Try it » Once you have read the listing, retype all of it exactly.

Exercise data »
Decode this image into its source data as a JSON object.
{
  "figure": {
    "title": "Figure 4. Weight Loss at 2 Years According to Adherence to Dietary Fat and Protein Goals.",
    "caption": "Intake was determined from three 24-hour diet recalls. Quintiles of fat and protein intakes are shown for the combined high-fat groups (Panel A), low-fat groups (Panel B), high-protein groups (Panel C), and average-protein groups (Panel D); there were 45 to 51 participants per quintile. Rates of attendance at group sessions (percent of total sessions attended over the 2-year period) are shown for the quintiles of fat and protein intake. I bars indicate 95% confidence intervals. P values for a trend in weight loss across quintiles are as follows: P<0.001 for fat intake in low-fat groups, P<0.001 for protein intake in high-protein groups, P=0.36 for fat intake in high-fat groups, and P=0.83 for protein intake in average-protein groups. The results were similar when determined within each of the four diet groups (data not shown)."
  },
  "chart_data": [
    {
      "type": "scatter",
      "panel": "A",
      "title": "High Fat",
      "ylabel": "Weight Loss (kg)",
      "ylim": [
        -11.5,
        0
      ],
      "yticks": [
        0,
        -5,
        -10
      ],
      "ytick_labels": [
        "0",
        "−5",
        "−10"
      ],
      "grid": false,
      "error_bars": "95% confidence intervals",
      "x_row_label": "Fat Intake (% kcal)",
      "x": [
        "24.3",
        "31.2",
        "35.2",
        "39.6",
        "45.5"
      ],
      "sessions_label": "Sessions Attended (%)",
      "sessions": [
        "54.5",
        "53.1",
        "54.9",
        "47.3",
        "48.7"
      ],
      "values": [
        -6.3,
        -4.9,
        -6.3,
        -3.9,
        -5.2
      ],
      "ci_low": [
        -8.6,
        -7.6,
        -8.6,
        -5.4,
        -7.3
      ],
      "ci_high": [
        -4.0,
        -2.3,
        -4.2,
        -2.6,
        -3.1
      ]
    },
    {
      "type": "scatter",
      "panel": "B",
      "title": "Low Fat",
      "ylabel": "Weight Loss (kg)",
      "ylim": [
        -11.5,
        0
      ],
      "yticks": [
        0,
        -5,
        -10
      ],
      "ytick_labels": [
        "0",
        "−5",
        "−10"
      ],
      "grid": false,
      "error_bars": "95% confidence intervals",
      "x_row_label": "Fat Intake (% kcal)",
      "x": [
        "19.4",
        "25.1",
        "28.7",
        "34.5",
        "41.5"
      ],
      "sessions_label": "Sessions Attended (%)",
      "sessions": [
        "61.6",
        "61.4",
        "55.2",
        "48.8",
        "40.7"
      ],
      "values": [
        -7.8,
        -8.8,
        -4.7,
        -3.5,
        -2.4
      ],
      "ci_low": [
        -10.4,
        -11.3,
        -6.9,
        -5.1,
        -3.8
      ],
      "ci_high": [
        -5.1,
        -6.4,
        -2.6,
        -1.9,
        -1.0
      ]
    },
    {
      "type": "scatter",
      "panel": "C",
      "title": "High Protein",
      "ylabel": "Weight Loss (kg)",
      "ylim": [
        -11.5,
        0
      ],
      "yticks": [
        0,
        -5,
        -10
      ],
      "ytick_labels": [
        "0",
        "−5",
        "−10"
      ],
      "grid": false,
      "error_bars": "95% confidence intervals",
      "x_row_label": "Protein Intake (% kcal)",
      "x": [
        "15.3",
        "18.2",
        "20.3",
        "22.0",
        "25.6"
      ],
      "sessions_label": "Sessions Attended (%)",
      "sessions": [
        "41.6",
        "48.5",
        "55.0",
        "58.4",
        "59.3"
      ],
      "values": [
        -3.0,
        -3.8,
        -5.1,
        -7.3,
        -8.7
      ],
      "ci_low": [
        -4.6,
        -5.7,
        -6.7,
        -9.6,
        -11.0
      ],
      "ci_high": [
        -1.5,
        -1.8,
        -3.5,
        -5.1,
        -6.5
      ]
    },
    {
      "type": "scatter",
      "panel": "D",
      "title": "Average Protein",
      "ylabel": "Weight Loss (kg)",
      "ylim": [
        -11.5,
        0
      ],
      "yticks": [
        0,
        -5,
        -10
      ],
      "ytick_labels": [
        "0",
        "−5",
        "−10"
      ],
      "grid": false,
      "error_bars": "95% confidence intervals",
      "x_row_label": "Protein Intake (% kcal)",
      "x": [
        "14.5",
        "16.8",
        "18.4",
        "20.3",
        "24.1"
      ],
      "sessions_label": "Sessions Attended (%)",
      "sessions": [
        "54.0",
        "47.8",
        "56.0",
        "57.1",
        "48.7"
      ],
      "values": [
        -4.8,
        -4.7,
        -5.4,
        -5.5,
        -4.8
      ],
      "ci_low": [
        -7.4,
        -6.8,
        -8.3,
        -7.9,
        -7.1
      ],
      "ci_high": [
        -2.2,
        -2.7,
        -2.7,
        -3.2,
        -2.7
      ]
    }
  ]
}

Solution »
Decode this image into its source data as a JSON object.
{
  "figure": {
    "title": "Figure 4. Weight Loss at 2 Years According to Adherence to Dietary Fat and Protein Goals.",
    "caption": "Intake was determined from three 24-hour diet recalls. Quintiles of fat and protein intakes are shown for the combined high-fat groups (Panel A), low-fat groups (Panel B), high-protein groups (Panel C), and average-protein groups (Panel D); there were 45 to 51 participants per quintile. Rates of attendance at group sessions (percent of total sessions attended over the 2-year period) are shown for the quintiles of fat and protein intake. I bars indicate 95% confidence intervals. P values for a trend in weight loss across quintiles are as follows: P<0.001 for fat intake in low-fat groups, P<0.001 for protein intake in high-protein groups, P=0.36 for fat intake in high-fat groups, and P=0.83 for protein intake in average-protein groups. The results were similar when determined within each of the four diet groups (data not shown)."
  },
  "chart_data": [
    {
      "type": "scatter",
      "panel": "A",
      "title": "High Fat",
      "ylabel": "Weight Loss (kg)",
      "ylim": [
        -11.5,
        0
      ],
      "yticks": [
        0,
        -5,
        -10
      ],
      "ytick_labels": [
        "0",
        "−5",
        "−10"
      ],
      "grid": false,
      "error_bars": "95% confidence intervals",
      "x_row_label": "Fat Intake (% kcal)",
      "x": [
        "24.3",
        "31.2",
        "35.2",
        "39.6",
        "45.5"
      ],
      "sessions_label": "Sessions Attended (%)",
      "sessions": [
        "54.5",
        "53.1",
        "54.9",
        "47.3",
        "48.7"
      ],
      "values": [
        -6.3,
        -4.9,
        -6.3,
        -3.9,
        -5.2
      ],
      "ci_low": [
        -8.6,
        -7.6,
        -8.6,
        -5.4,
        -7.3
      ],
      "ci_high": [
        -4.0,
        -2.3,
        -4.2,
        -2.6,
        -3.1
      ]
    },
    {
      "type": "scatter",
      "panel": "B",
      "title": "Low Fat",
      "ylabel": "Weight Loss (kg)",
      "ylim": [
        -11.5,
        0
      ],
      "yticks": [
        0,
        -5,
        -10
      ],
      "ytick_labels": [
        "0",
        "−5",
        "−10"
      ],
      "grid": false,
      "error_bars": "95% confidence intervals",
      "x_row_label": "Fat Intake (% kcal)",
      "x": [
        "19.4",
        "25.1",
        "28.7",
        "34.5",
        "41.5"
      ],
      "sessions_label": "Sessions Attended (%)",
      "sessions": [
        "61.6",
        "61.4",
        "55.2",
        "48.8",
        "40.7"
      ],
      "values": [
        -7.8,
        -8.8,
        -4.7,
        -3.5,
        -2.4
      ],
      "ci_low": [
        -10.4,
        -11.3,
        -6.9,
        -5.1,
        -3.8
      ],
      "ci_high": [
        -5.1,
        -6.4,
        -2.6,
        -1.9,
        -1.0
      ]
    },
    {
      "type": "scatter",
      "panel": "C",
      "title": "High Protein",
      "ylabel": "Weight Loss (kg)",
      "ylim": [
        -11.5,
        0
      ],
      "yticks": [
        0,
        -5,
        -10
      ],
      "ytick_labels": [
        "0",
        "−5",
        "−10"
      ],
      "grid": false,
      "error_bars": "95% confidence intervals",
      "x_row_label": "Protein Intake (% kcal)",
      "x": [
        "15.3",
        "18.2",
        "20.3",
        "22.0",
        "25.6"
      ],
      "sessions_label": "Sessions Attended (%)",
      "sessions": [
        "41.6",
        "48.5",
        "55.0",
        "58.4",
        "59.3"
      ],
      "values": [
        -3.0,
        -3.8,
        -5.1,
        -7.3,
        -8.7
      ],
      "ci_low": [
        -4.6,
        -5.7,
        -6.7,
        -9.6,
        -11.0
      ],
      "ci_high": [
        -1.5,
        -1.8,
        -3.5,
        -5.1,
        -6.5
      ]
    },
    {
      "type": "scatter",
      "panel": "D",
      "title": "Average Protein",
      "ylabel": "Weight Loss (kg)",
      "ylim": [
        -11.5,
        0
      ],
      "yticks": [
        0,
        -5,
        -10
      ],
      "ytick_labels": [
        "0",
        "−5",
        "−10"
      ],
      "grid": false,
      "error_bars": "95% confidence intervals",
      "x_row_label": "Protein Intake (% kcal)",
      "x": [
        "14.5",
        "16.8",
        "18.4",
        "20.3",
        "24.1"
      ],
      "sessions_label": "Sessions Attended (%)",
      "sessions": [
        "54.0",
        "47.8",
        "56.0",
        "57.1",
        "48.7"
      ],
      "values": [
        -4.8,
        -4.7,
        -5.4,
        -5.5,
        -4.8
      ],
      "ci_low": [
        -7.4,
        -6.8,
        -8.3,
        -7.9,
        -7.1
      ],
      "ci_high": [
        -2.2,
        -2.7,
        -2.7,
        -3.2,
        -2.7
      ]
    }
  ]
}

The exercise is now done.